▶ Exercise instructions: Extract the full listing below without altering a single character.

Figure dataset records:
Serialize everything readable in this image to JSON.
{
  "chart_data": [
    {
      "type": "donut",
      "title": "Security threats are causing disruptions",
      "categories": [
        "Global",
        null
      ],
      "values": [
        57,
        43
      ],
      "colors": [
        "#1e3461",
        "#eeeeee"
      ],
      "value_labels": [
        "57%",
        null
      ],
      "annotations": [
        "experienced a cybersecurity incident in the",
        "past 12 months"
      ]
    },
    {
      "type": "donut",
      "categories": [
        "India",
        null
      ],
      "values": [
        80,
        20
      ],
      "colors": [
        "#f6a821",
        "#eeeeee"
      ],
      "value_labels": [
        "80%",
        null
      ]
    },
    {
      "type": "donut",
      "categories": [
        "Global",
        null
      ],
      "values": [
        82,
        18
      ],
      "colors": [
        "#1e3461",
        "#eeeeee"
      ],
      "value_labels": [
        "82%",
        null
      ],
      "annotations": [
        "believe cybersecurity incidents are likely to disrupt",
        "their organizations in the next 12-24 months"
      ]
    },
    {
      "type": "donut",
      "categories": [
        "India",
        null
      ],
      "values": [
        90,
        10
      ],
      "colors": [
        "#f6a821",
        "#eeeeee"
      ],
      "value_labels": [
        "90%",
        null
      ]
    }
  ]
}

▶ Written reply:
Serialize everything readable in this image to JSON.
{
  "chart_data": [
    {
      "type": "donut",
      "title": "Security threats are causing disruptions",
      "categories": [
        "Global",
        null
      ],
      "values": [
        57,
        43
      ],
      "colors": [
        "#1e3461",
        "#eeeeee"
      ],
      "value_labels": [
        "57%",
        null
      ],
      "annotations": [
        "experienced a cybersecurity incident in the",
        "past 12 months"
      ]
    },
    {
      "type": "donut",
      "categories": [
        "India",
        null
      ],
      "values": [
        80,
        20
      ],
      "colors": [
        "#f6a821",
        "#eeeeee"
      ],
      "value_labels": [
        "80%",
        null
      ]
    },
    {
      "type": "donut",
      "categories": [
        "Global",
        null
      ],
      "values": [
        82,
        18
      ],
      "colors": [
        "#1e3461",
        "#eeeeee"
      ],
      "value_labels": [
        "82%",
        null
      ],
      "annotations": [
        "believe cybersecurity incidents are likely to disrupt",
        "their organizations in the next 12-24 months"
      ]
    },
    {
      "type": "donut",
      "categories": [
        "India",
        null
      ],
      "values": [
        90,
        10
      ],
      "colors": [
        "#f6a821",
        "#eeeeee"
      ],
      "value_labels": [
        "90%",
        null
      ]
    }
  ]
}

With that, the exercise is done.